**What you will do:**
Will you output the entries below exactly, skipping every image they contain?

**Supplied records:**
=======
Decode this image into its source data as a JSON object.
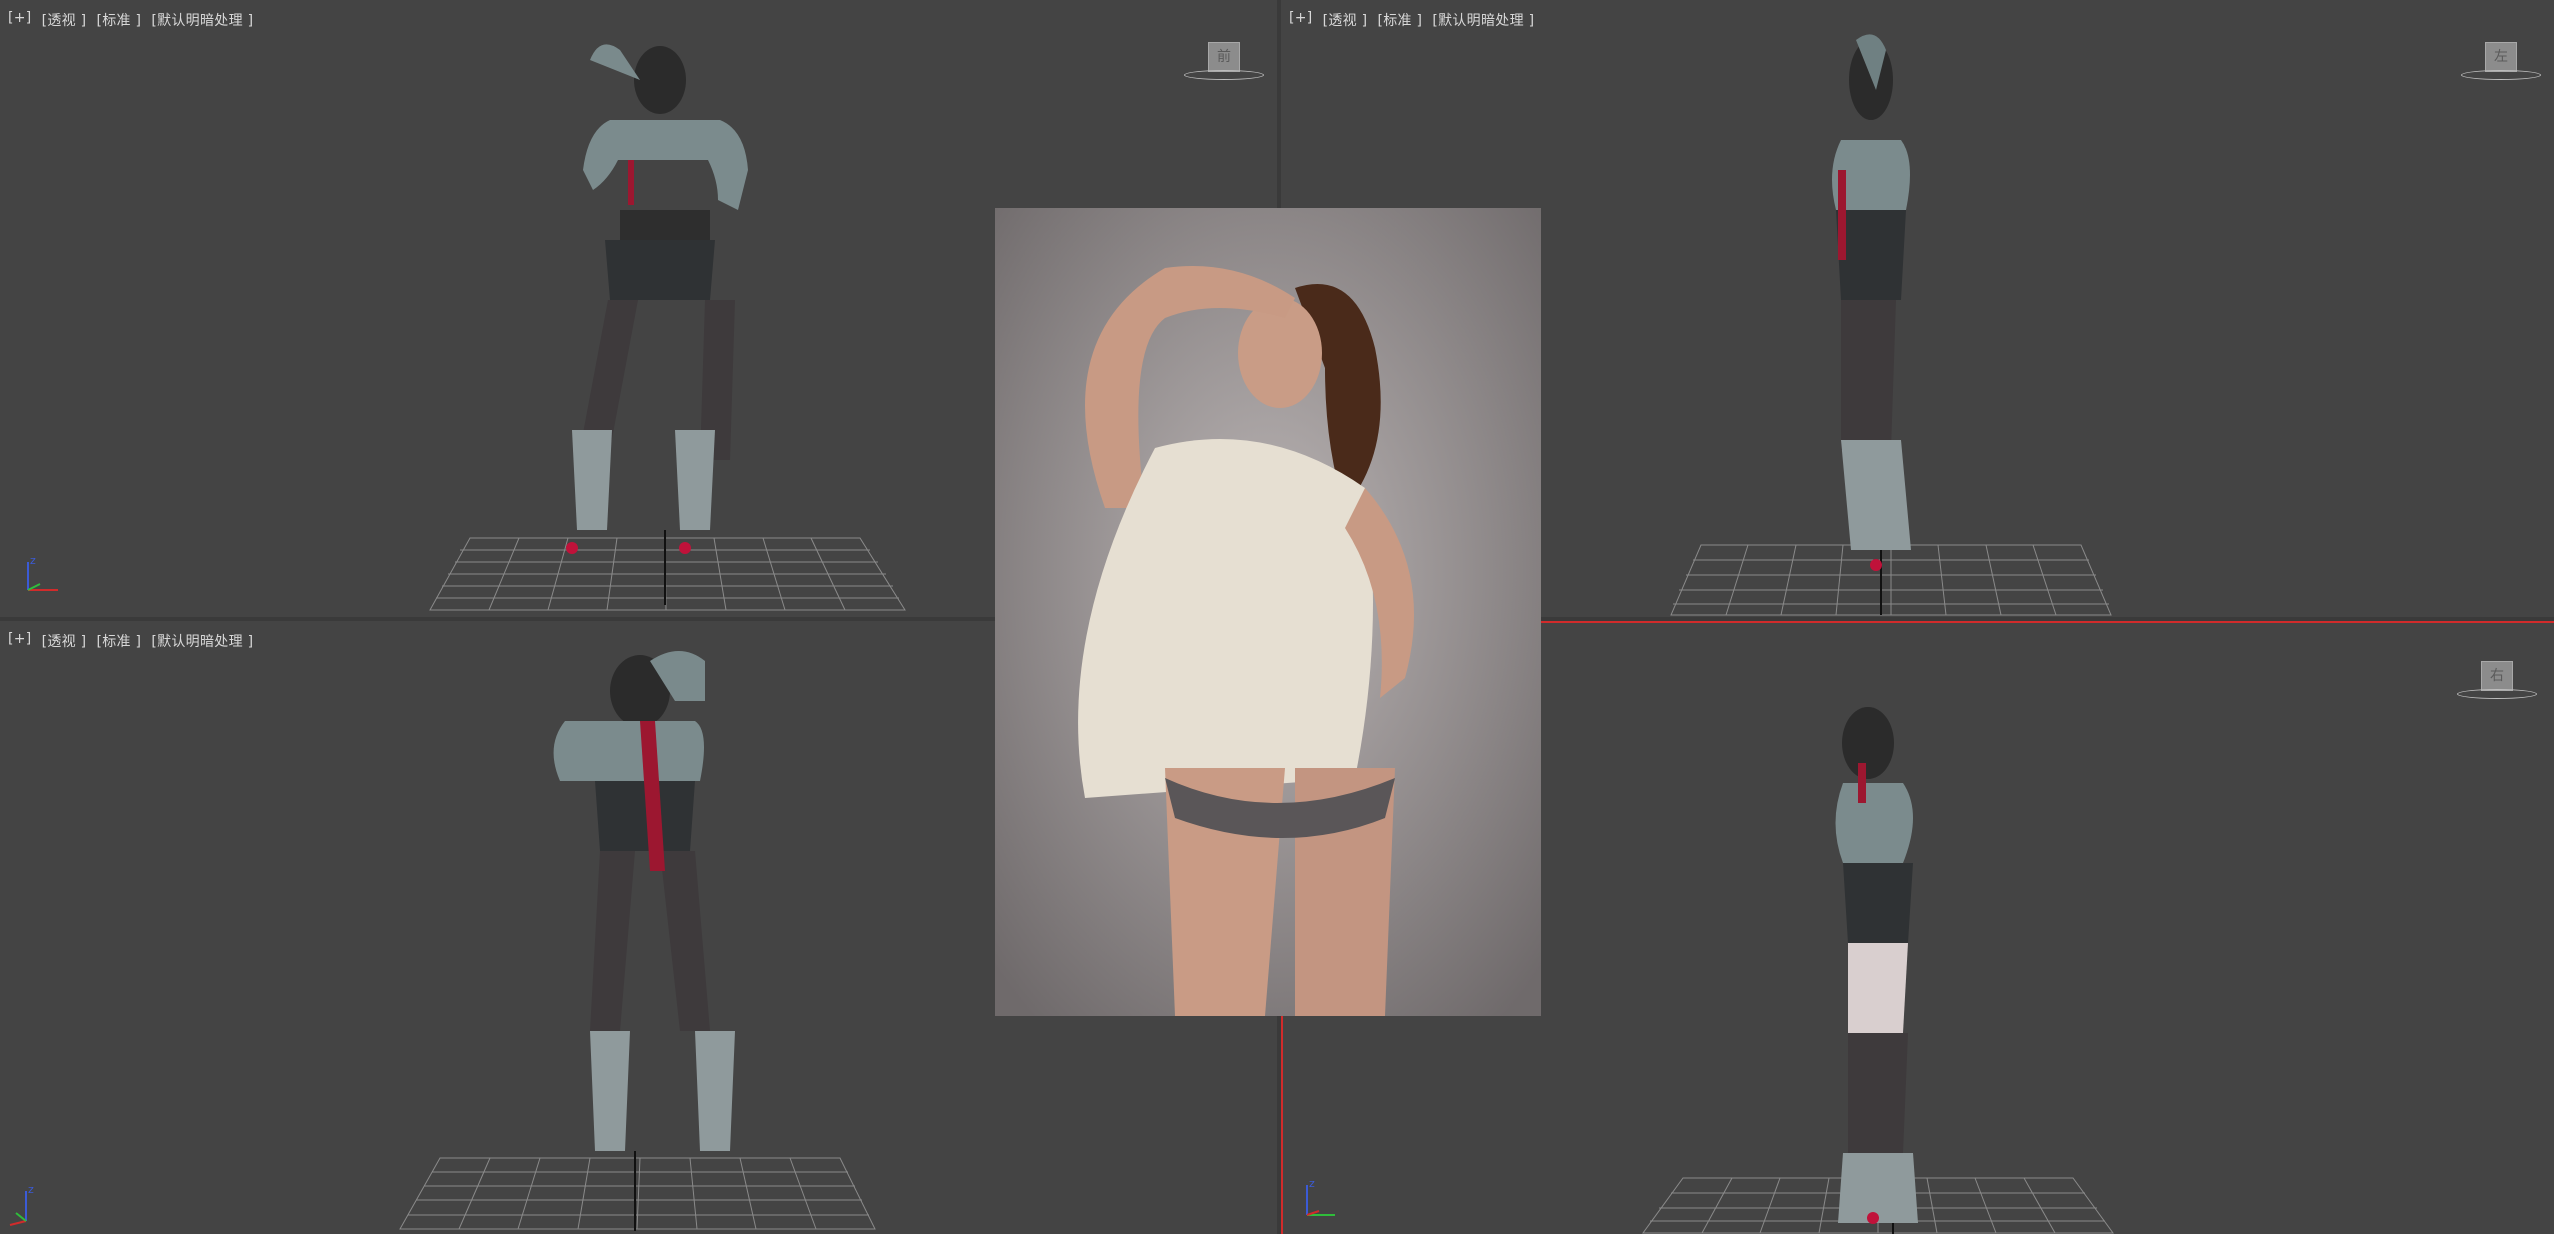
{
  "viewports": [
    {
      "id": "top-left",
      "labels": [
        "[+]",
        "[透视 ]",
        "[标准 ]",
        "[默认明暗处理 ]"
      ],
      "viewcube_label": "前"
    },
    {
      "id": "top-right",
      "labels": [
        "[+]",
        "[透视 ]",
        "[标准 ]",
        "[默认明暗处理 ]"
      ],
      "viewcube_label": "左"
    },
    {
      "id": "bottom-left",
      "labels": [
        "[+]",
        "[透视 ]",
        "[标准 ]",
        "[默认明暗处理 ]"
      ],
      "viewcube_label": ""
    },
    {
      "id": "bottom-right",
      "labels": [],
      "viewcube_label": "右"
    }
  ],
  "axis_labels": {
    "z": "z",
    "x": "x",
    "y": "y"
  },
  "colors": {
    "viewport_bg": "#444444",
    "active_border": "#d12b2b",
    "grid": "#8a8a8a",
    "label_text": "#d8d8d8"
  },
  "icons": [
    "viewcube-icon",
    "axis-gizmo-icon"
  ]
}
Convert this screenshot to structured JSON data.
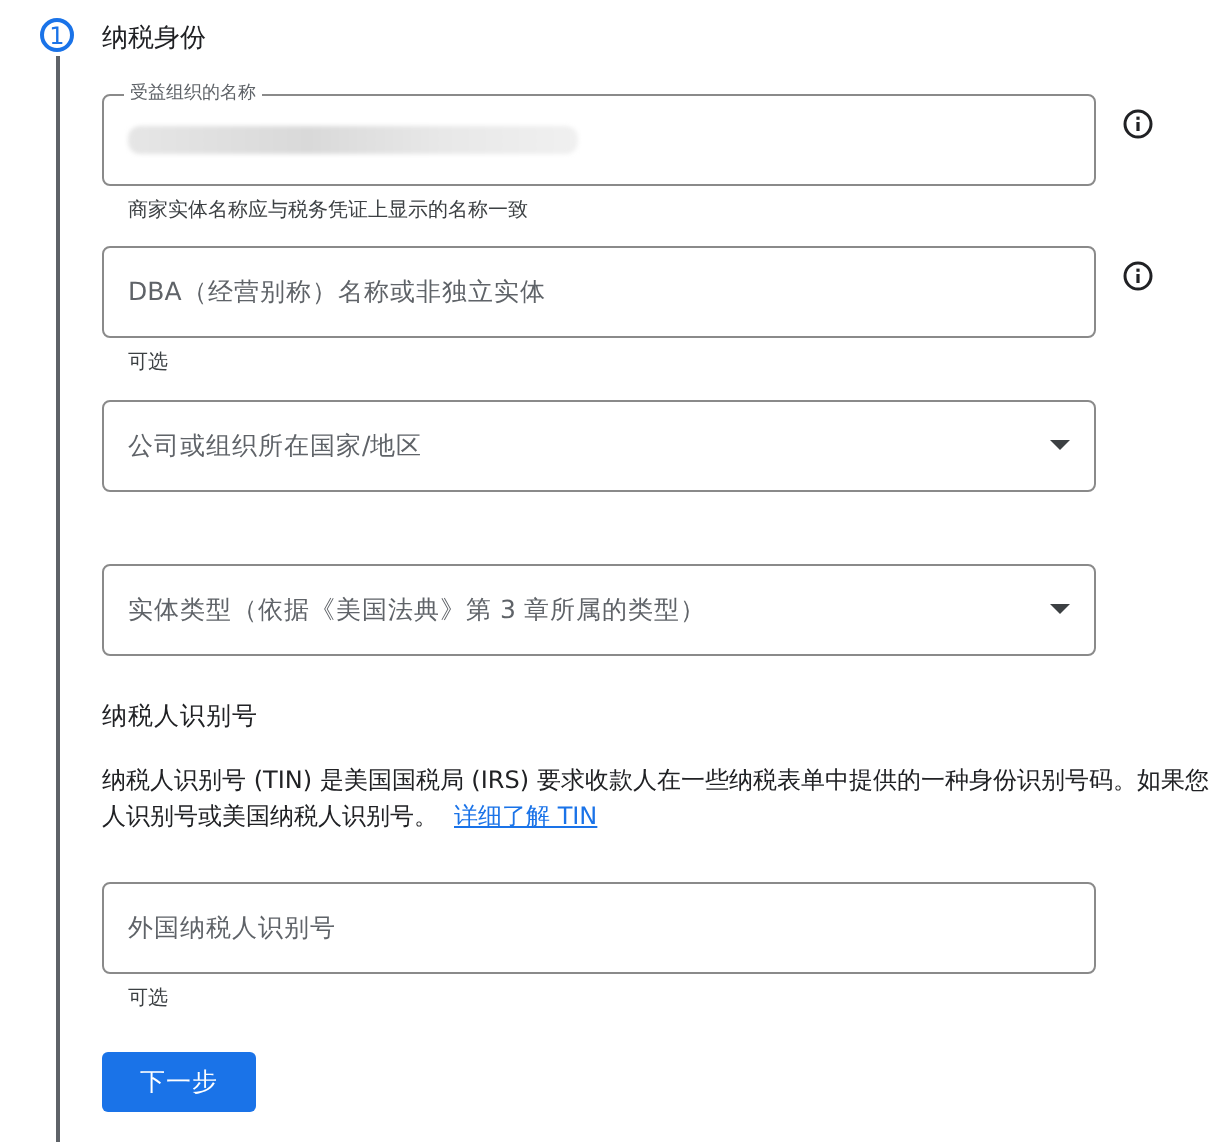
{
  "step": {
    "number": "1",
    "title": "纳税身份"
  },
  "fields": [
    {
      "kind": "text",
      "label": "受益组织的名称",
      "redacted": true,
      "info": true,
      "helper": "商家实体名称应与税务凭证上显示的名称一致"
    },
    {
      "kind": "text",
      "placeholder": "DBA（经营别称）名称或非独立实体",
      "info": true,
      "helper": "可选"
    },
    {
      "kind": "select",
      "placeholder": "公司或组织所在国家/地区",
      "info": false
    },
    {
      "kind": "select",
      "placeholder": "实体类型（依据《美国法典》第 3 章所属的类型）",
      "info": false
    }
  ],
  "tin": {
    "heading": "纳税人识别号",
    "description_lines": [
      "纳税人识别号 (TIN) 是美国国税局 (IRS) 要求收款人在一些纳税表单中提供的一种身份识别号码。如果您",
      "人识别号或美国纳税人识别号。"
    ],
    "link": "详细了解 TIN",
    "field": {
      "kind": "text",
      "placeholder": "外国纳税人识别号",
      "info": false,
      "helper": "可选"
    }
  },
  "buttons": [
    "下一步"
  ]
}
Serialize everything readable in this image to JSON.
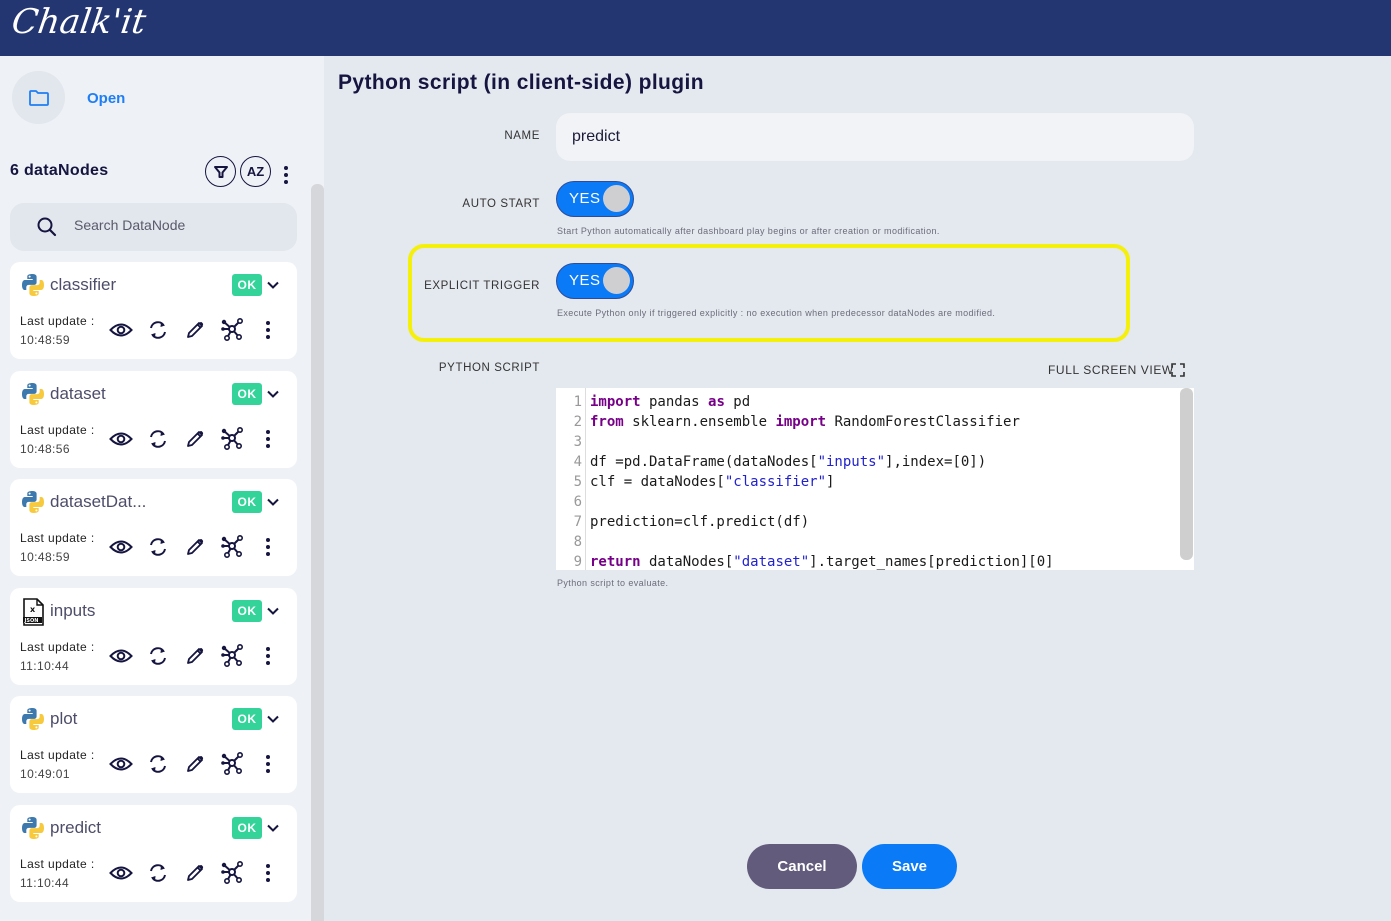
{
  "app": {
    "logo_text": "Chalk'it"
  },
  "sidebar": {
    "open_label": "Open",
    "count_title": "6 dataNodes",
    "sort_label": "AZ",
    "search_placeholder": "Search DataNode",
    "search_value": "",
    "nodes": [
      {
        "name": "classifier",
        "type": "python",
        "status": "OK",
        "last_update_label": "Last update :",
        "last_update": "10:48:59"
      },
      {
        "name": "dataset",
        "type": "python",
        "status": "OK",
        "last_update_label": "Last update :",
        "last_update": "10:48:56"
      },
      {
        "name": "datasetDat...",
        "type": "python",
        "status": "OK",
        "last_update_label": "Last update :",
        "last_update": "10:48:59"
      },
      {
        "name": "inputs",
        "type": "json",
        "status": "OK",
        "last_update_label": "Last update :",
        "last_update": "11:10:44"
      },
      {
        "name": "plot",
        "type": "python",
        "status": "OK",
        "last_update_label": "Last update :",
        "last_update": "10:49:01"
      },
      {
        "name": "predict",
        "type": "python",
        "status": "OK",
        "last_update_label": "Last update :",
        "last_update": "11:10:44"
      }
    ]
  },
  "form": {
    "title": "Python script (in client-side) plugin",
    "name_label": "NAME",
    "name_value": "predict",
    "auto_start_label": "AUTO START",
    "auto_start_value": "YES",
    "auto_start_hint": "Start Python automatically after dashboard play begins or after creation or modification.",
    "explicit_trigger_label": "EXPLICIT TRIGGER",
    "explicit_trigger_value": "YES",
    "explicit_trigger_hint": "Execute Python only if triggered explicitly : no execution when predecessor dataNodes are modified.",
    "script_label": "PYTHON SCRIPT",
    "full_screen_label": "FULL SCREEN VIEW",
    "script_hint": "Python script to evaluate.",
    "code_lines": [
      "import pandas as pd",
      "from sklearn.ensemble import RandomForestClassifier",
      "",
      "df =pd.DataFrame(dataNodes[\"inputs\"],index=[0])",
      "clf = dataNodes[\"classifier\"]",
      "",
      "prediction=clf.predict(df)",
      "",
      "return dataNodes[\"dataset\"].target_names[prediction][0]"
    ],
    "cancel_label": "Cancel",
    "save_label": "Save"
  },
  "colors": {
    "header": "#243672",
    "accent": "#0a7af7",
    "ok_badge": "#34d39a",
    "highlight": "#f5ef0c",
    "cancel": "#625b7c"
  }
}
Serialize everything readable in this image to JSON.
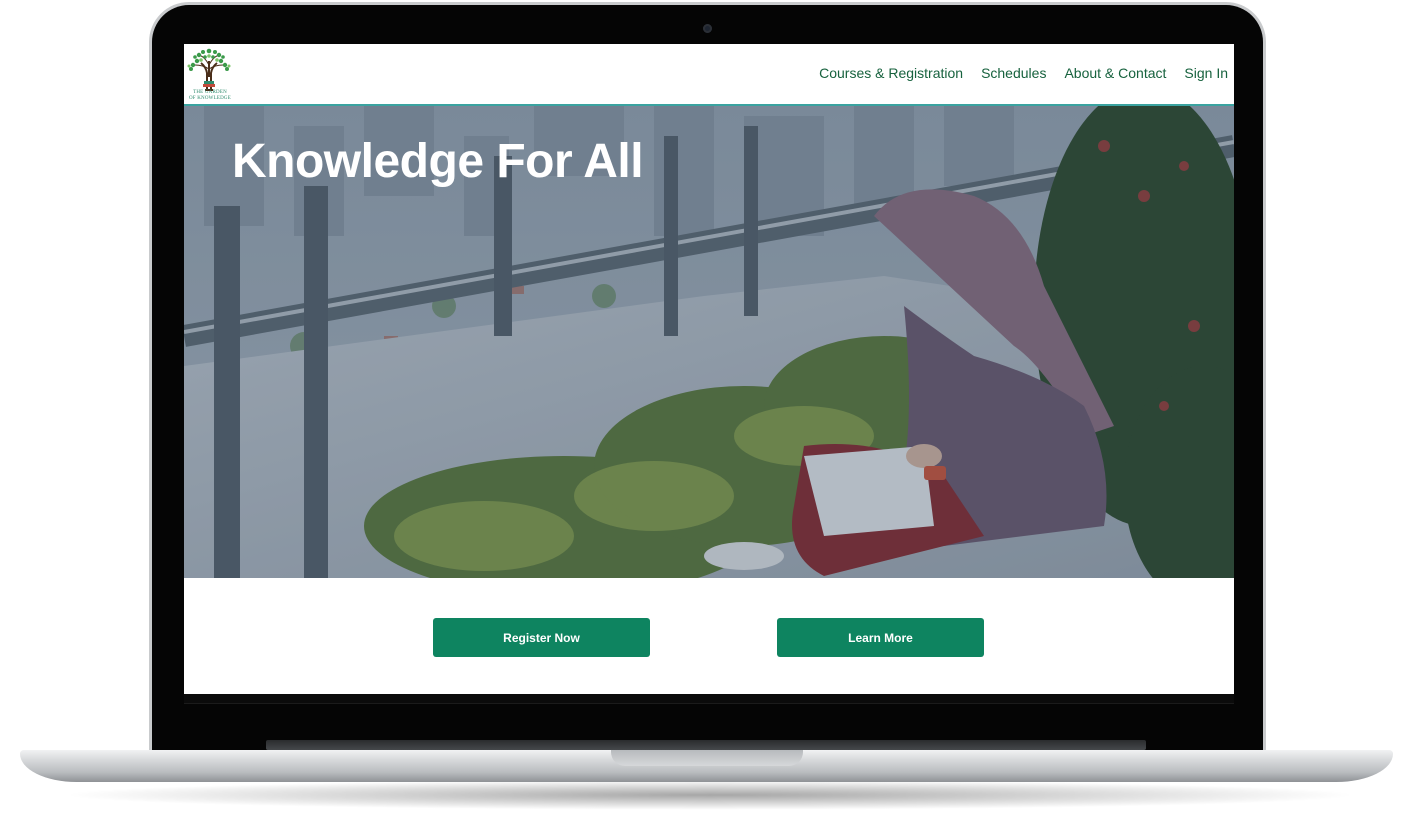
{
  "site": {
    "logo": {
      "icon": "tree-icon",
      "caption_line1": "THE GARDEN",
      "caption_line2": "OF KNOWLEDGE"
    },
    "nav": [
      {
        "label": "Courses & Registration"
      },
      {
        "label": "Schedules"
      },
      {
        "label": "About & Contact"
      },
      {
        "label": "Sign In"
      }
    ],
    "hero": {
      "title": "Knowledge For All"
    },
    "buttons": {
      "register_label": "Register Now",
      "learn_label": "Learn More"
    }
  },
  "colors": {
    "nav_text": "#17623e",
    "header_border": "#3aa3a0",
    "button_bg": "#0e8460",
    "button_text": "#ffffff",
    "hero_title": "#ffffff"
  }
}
=======
**Written answer:**
Decode this image into its source data as a JSON object.
{
  "viewports": [
    {
      "id": "top-left",
      "labels": [
        "[+]",
        "[透视 ]",
        "[标准 ]",
        "[默认明暗处理 ]"
      ],
      "viewcube_label": "前"
    },
    {
      "id": "top-right",
      "labels": [
        "[+]",
        "[透视 ]",
        "[标准 ]",
        "[默认明暗处理 ]"
      ],
      "viewcube_label": "左"
    },
    {
      "id": "bottom-left",
      "labels": [
        "[+]",
        "[透视 ]",
        "[标准 ]",
        "[默认明暗处理 ]"
      ],
      "viewcube_label": ""
    },
    {
      "id": "bottom-right",
      "labels": [],
      "viewcube_label": "右"
    }
  ],
  "axis_labels": {
    "z": "z",
    "x": "x",
    "y": "y"
  },
  "colors": {
    "viewport_bg": "#444444",
    "active_border": "#d12b2b",
    "grid": "#8a8a8a",
    "label_text": "#d8d8d8"
  },
  "icons": [
    "viewcube-icon",
    "axis-gizmo-icon"
  ]
}
Convert this screenshot to structured JSON data.
{
  "step": {
    "number": "1",
    "title": "纳税身份"
  },
  "fields": [
    {
      "kind": "text",
      "label": "受益组织的名称",
      "redacted": true,
      "info": true,
      "helper": "商家实体名称应与税务凭证上显示的名称一致"
    },
    {
      "kind": "text",
      "placeholder": "DBA（经营别称）名称或非独立实体",
      "info": true,
      "helper": "可选"
    },
    {
      "kind": "select",
      "placeholder": "公司或组织所在国家/地区",
      "info": false
    },
    {
      "kind": "select",
      "placeholder": "实体类型（依据《美国法典》第 3 章所属的类型）",
      "info": false
    }
  ],
  "tin": {
    "heading": "纳税人识别号",
    "description_lines": [
      "纳税人识别号 (TIN) 是美国国税局 (IRS) 要求收款人在一些纳税表单中提供的一种身份识别号码。如果您",
      "人识别号或美国纳税人识别号。"
    ],
    "link": "详细了解 TIN",
    "field": {
      "kind": "text",
      "placeholder": "外国纳税人识别号",
      "info": false,
      "helper": "可选"
    }
  },
  "buttons": [
    "下一步"
  ]
}
Serialize everything readable in this image to JSON.
{
  "app": {
    "logo_text": "Chalk'it"
  },
  "sidebar": {
    "open_label": "Open",
    "count_title": "6 dataNodes",
    "sort_label": "AZ",
    "search_placeholder": "Search DataNode",
    "search_value": "",
    "nodes": [
      {
        "name": "classifier",
        "type": "python",
        "status": "OK",
        "last_update_label": "Last update :",
        "last_update": "10:48:59"
      },
      {
        "name": "dataset",
        "type": "python",
        "status": "OK",
        "last_update_label": "Last update :",
        "last_update": "10:48:56"
      },
      {
        "name": "datasetDat...",
        "type": "python",
        "status": "OK",
        "last_update_label": "Last update :",
        "last_update": "10:48:59"
      },
      {
        "name": "inputs",
        "type": "json",
        "status": "OK",
        "last_update_label": "Last update :",
        "last_update": "11:10:44"
      },
      {
        "name": "plot",
        "type": "python",
        "status": "OK",
        "last_update_label": "Last update :",
        "last_update": "10:49:01"
      },
      {
        "name": "predict",
        "type": "python",
        "status": "OK",
        "last_update_label": "Last update :",
        "last_update": "11:10:44"
      }
    ]
  },
  "form": {
    "title": "Python script (in client-side) plugin",
    "name_label": "NAME",
    "name_value": "predict",
    "auto_start_label": "AUTO START",
    "auto_start_value": "YES",
    "auto_start_hint": "Start Python automatically after dashboard play begins or after creation or modification.",
    "explicit_trigger_label": "EXPLICIT TRIGGER",
    "explicit_trigger_value": "YES",
    "explicit_trigger_hint": "Execute Python only if triggered explicitly : no execution when predecessor dataNodes are modified.",
    "script_label": "PYTHON SCRIPT",
    "full_screen_label": "FULL SCREEN VIEW",
    "script_hint": "Python script to evaluate.",
    "code_lines": [
      "import pandas as pd",
      "from sklearn.ensemble import RandomForestClassifier",
      "",
      "df =pd.DataFrame(dataNodes[\"inputs\"],index=[0])",
      "clf = dataNodes[\"classifier\"]",
      "",
      "prediction=clf.predict(df)",
      "",
      "return dataNodes[\"dataset\"].target_names[prediction][0]"
    ],
    "cancel_label": "Cancel",
    "save_label": "Save"
  },
  "colors": {
    "header": "#243672",
    "accent": "#0a7af7",
    "ok_badge": "#34d39a",
    "highlight": "#f5ef0c",
    "cancel": "#625b7c"
  }
}
Serialize everything readable in this image to JSON.
{
  "site": {
    "logo": {
      "icon": "tree-icon",
      "caption_line1": "THE GARDEN",
      "caption_line2": "OF KNOWLEDGE"
    },
    "nav": [
      {
        "label": "Courses & Registration"
      },
      {
        "label": "Schedules"
      },
      {
        "label": "About & Contact"
      },
      {
        "label": "Sign In"
      }
    ],
    "hero": {
      "title": "Knowledge For All"
    },
    "buttons": {
      "register_label": "Register Now",
      "learn_label": "Learn More"
    }
  },
  "colors": {
    "nav_text": "#17623e",
    "header_border": "#3aa3a0",
    "button_bg": "#0e8460",
    "button_text": "#ffffff",
    "hero_title": "#ffffff"
  }
}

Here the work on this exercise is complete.